## Aim
Tally up how many lines in the listing below contain the string "this", and give only the total.

--- START Extracted data ---

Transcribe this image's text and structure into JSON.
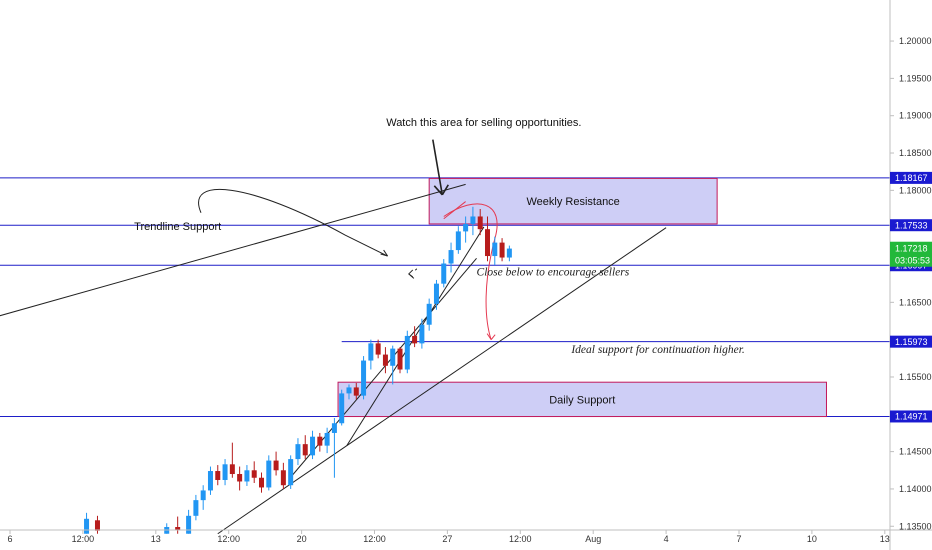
{
  "chart_data": {
    "type": "candlestick",
    "y_axis": {
      "range": [
        1.1345,
        1.2055
      ],
      "ticks": [
        "1.20000",
        "1.19500",
        "1.19000",
        "1.18500",
        "1.18000",
        "1.16500",
        "1.16000",
        "1.15500",
        "1.14500",
        "1.14000",
        "1.13500"
      ]
    },
    "x_axis": {
      "range": [
        0,
        17.5
      ],
      "ticks": [
        {
          "label": "6",
          "x": 0
        },
        {
          "label": "12:00",
          "x": 1
        },
        {
          "label": "13",
          "x": 2
        },
        {
          "label": "12:00",
          "x": 3
        },
        {
          "label": "20",
          "x": 4
        },
        {
          "label": "12:00",
          "x": 5
        },
        {
          "label": "27",
          "x": 6
        },
        {
          "label": "12:00",
          "x": 7
        },
        {
          "label": "Aug",
          "x": 8
        },
        {
          "label": "4",
          "x": 9
        },
        {
          "label": "7",
          "x": 10
        },
        {
          "label": "10",
          "x": 11
        },
        {
          "label": "13",
          "x": 12
        }
      ]
    },
    "grid": false,
    "colors": {
      "up": "#2196f3",
      "down": "#b71c1c",
      "level_line": "#1e1ec8",
      "zone_fill": "#c5c5f5",
      "zone_border": "#c2185b",
      "arrow": "#e53950",
      "current_price": "#22b83a",
      "tag": "#1a1ad0"
    },
    "current_price": {
      "price": 1.17218,
      "label": "1.17218",
      "countdown": "03:05:53"
    },
    "levels": [
      {
        "price": 1.18167,
        "label": "1.18167"
      },
      {
        "price": 1.17533,
        "label": "1.17533"
      },
      {
        "price": 1.16997,
        "label": "1.16997"
      },
      {
        "price": 1.15973,
        "label": "1.15973",
        "x_start": 4.55
      },
      {
        "price": 1.14971,
        "label": "1.14971"
      }
    ],
    "zones": [
      {
        "label": "Weekly Resistance",
        "x": [
          5.75,
          9.7
        ],
        "y": [
          1.1755,
          1.1816
        ]
      },
      {
        "label": "Daily Support",
        "x": [
          4.5,
          11.2
        ],
        "y": [
          1.1497,
          1.1543
        ]
      }
    ],
    "annotations": [
      {
        "text": "Watch this area for selling opportunities.",
        "x": 6.5,
        "y": 1.1886
      },
      {
        "text": "Trendline Support",
        "x": 2.3,
        "y": 1.1747
      },
      {
        "text": "Close below to encourage sellers",
        "x": 6.4,
        "y": 1.1686
      },
      {
        "text": "Ideal support for continuation higher.",
        "x": 7.7,
        "y": 1.1582
      }
    ],
    "candles": [
      {
        "x": 1.05,
        "o": 1.134,
        "h": 1.1368,
        "l": 1.134,
        "c": 1.136
      },
      {
        "x": 1.2,
        "o": 1.1358,
        "h": 1.1364,
        "l": 1.134,
        "c": 1.1344
      },
      {
        "x": 2.15,
        "o": 1.134,
        "h": 1.1354,
        "l": 1.134,
        "c": 1.1349
      },
      {
        "x": 2.3,
        "o": 1.1349,
        "h": 1.1363,
        "l": 1.134,
        "c": 1.1345
      },
      {
        "x": 2.45,
        "o": 1.134,
        "h": 1.1372,
        "l": 1.134,
        "c": 1.1364
      },
      {
        "x": 2.55,
        "o": 1.1364,
        "h": 1.1392,
        "l": 1.1358,
        "c": 1.1385
      },
      {
        "x": 2.65,
        "o": 1.1385,
        "h": 1.1405,
        "l": 1.1372,
        "c": 1.1398
      },
      {
        "x": 2.75,
        "o": 1.1398,
        "h": 1.143,
        "l": 1.1392,
        "c": 1.1424
      },
      {
        "x": 2.85,
        "o": 1.1424,
        "h": 1.1432,
        "l": 1.1405,
        "c": 1.1412
      },
      {
        "x": 2.95,
        "o": 1.1412,
        "h": 1.144,
        "l": 1.1405,
        "c": 1.1433
      },
      {
        "x": 3.05,
        "o": 1.1433,
        "h": 1.1462,
        "l": 1.1415,
        "c": 1.142
      },
      {
        "x": 3.15,
        "o": 1.142,
        "h": 1.143,
        "l": 1.1398,
        "c": 1.141
      },
      {
        "x": 3.25,
        "o": 1.141,
        "h": 1.1432,
        "l": 1.1404,
        "c": 1.1425
      },
      {
        "x": 3.35,
        "o": 1.1425,
        "h": 1.1437,
        "l": 1.1408,
        "c": 1.1415
      },
      {
        "x": 3.45,
        "o": 1.1415,
        "h": 1.1422,
        "l": 1.1395,
        "c": 1.1402
      },
      {
        "x": 3.55,
        "o": 1.1402,
        "h": 1.1445,
        "l": 1.1398,
        "c": 1.1438
      },
      {
        "x": 3.65,
        "o": 1.1438,
        "h": 1.145,
        "l": 1.1418,
        "c": 1.1425
      },
      {
        "x": 3.75,
        "o": 1.1425,
        "h": 1.1435,
        "l": 1.14,
        "c": 1.1405
      },
      {
        "x": 3.85,
        "o": 1.1405,
        "h": 1.1445,
        "l": 1.14,
        "c": 1.144
      },
      {
        "x": 3.95,
        "o": 1.144,
        "h": 1.1468,
        "l": 1.1432,
        "c": 1.146
      },
      {
        "x": 4.05,
        "o": 1.146,
        "h": 1.1472,
        "l": 1.144,
        "c": 1.1445
      },
      {
        "x": 4.15,
        "o": 1.1445,
        "h": 1.1478,
        "l": 1.144,
        "c": 1.147
      },
      {
        "x": 4.25,
        "o": 1.147,
        "h": 1.1475,
        "l": 1.145,
        "c": 1.1458
      },
      {
        "x": 4.35,
        "o": 1.1458,
        "h": 1.1482,
        "l": 1.1448,
        "c": 1.1475
      },
      {
        "x": 4.45,
        "o": 1.1475,
        "h": 1.1495,
        "l": 1.1415,
        "c": 1.1488
      },
      {
        "x": 4.55,
        "o": 1.1488,
        "h": 1.1533,
        "l": 1.1485,
        "c": 1.1528
      },
      {
        "x": 4.65,
        "o": 1.1528,
        "h": 1.154,
        "l": 1.152,
        "c": 1.1536
      },
      {
        "x": 4.75,
        "o": 1.1536,
        "h": 1.1542,
        "l": 1.152,
        "c": 1.1525
      },
      {
        "x": 4.85,
        "o": 1.1525,
        "h": 1.1578,
        "l": 1.152,
        "c": 1.1572
      },
      {
        "x": 4.95,
        "o": 1.1572,
        "h": 1.16,
        "l": 1.156,
        "c": 1.1595
      },
      {
        "x": 5.05,
        "o": 1.1595,
        "h": 1.16,
        "l": 1.1575,
        "c": 1.158
      },
      {
        "x": 5.15,
        "o": 1.158,
        "h": 1.159,
        "l": 1.1555,
        "c": 1.1565
      },
      {
        "x": 5.25,
        "o": 1.1565,
        "h": 1.1592,
        "l": 1.154,
        "c": 1.1588
      },
      {
        "x": 5.35,
        "o": 1.1588,
        "h": 1.159,
        "l": 1.1555,
        "c": 1.156
      },
      {
        "x": 5.45,
        "o": 1.156,
        "h": 1.1612,
        "l": 1.1555,
        "c": 1.1605
      },
      {
        "x": 5.55,
        "o": 1.1605,
        "h": 1.1618,
        "l": 1.159,
        "c": 1.1595
      },
      {
        "x": 5.65,
        "o": 1.1595,
        "h": 1.1628,
        "l": 1.1588,
        "c": 1.162
      },
      {
        "x": 5.75,
        "o": 1.162,
        "h": 1.1655,
        "l": 1.1612,
        "c": 1.1648
      },
      {
        "x": 5.85,
        "o": 1.1648,
        "h": 1.168,
        "l": 1.164,
        "c": 1.1675
      },
      {
        "x": 5.95,
        "o": 1.1675,
        "h": 1.1708,
        "l": 1.167,
        "c": 1.1702
      },
      {
        "x": 6.05,
        "o": 1.1702,
        "h": 1.173,
        "l": 1.169,
        "c": 1.172
      },
      {
        "x": 6.15,
        "o": 1.172,
        "h": 1.1752,
        "l": 1.1715,
        "c": 1.1745
      },
      {
        "x": 6.25,
        "o": 1.1745,
        "h": 1.1765,
        "l": 1.173,
        "c": 1.1755
      },
      {
        "x": 6.35,
        "o": 1.1755,
        "h": 1.1778,
        "l": 1.174,
        "c": 1.1765
      },
      {
        "x": 6.45,
        "o": 1.1765,
        "h": 1.1775,
        "l": 1.174,
        "c": 1.1748
      },
      {
        "x": 6.55,
        "o": 1.1748,
        "h": 1.1765,
        "l": 1.1705,
        "c": 1.1712
      },
      {
        "x": 6.65,
        "o": 1.1712,
        "h": 1.1738,
        "l": 1.17,
        "c": 1.173
      },
      {
        "x": 6.75,
        "o": 1.173,
        "h": 1.1736,
        "l": 1.1705,
        "c": 1.171
      },
      {
        "x": 6.85,
        "o": 1.171,
        "h": 1.1726,
        "l": 1.1705,
        "c": 1.1722
      }
    ]
  }
}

--- END Extracted data ---

## Solution to the problem
2